• **Your instructions**: Search the material for the string "then" and copy each line where it occurs.

/---

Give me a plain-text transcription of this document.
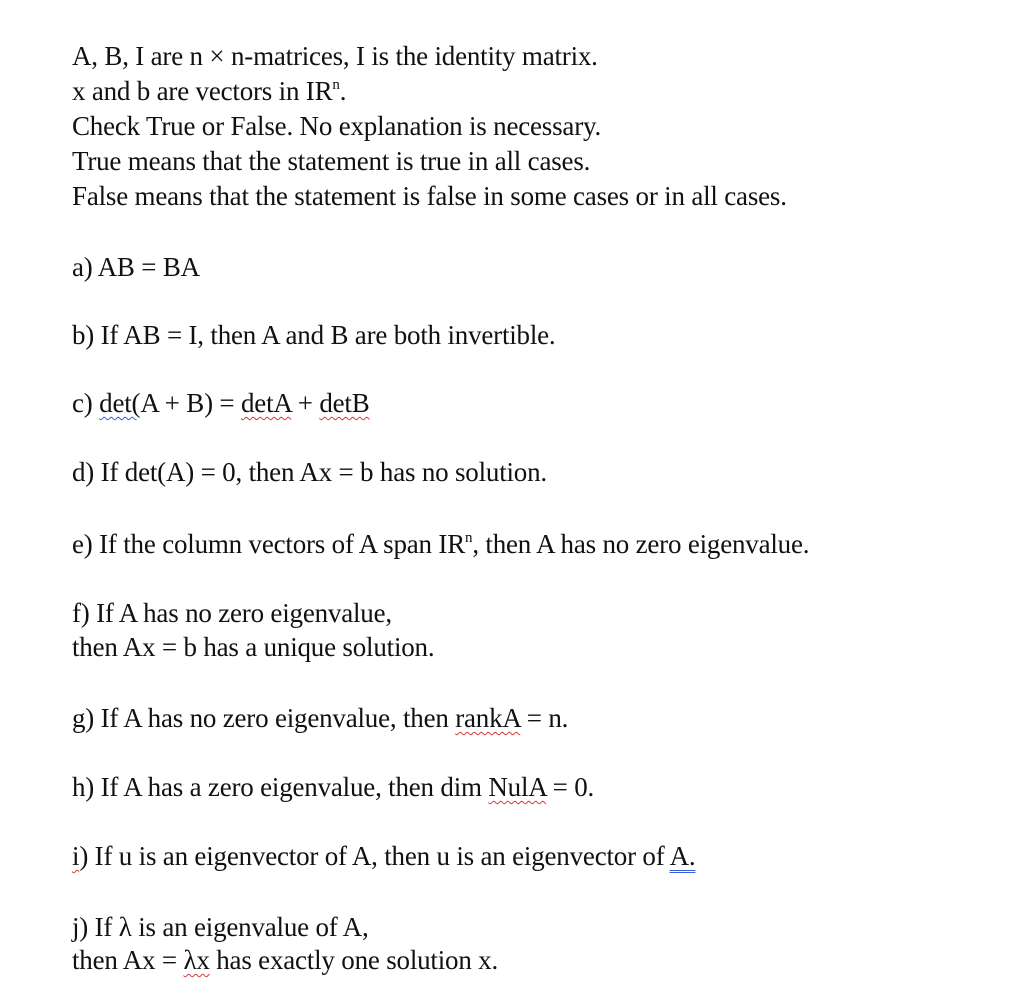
A, B, I are n × n-matrices, I is the identity matrix.
x and b are vectors in $IR^n$.
Check True or False. No explanation is necessary.
True means that the statement is true in all cases.
False means that the statement is false in some cases or in all cases.
a) AB = BA
b) If AB = I, then A and B are both invertible.
c) det(A + B) = detA + detB
d) If det(A) = 0, then Ax = b has no solution.
e) If the column vectors of A span $IR^n$, then A has no zero eigenvalue.
f) If A has no zero eigenvalue,
then Ax = b has a unique solution.
g) If A has no zero eigenvalue, then rankA = n.
h) If A has a zero eigenvalue, then dim NulA = 0.
i) If u is an eigenvector of A, then u is an eigenvector of A.
j) If λ is an eigenvalue of A,
then Ax = λx has exactly one solution x.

\---

• **Result of this task**:
b) If AB = I, then A and B are both invertible.
d) If det(A) = 0, then Ax = b has no solution.
e) If the column vectors of A span $IR^n$, then A has no zero eigenvalue.
then Ax = b has a unique solution.
g) If A has no zero eigenvalue, then rankA = n.
h) If A has a zero eigenvalue, then dim NulA = 0.
i) If u is an eigenvector of A, then u is an eigenvector of A.
then Ax = λx has exactly one solution x.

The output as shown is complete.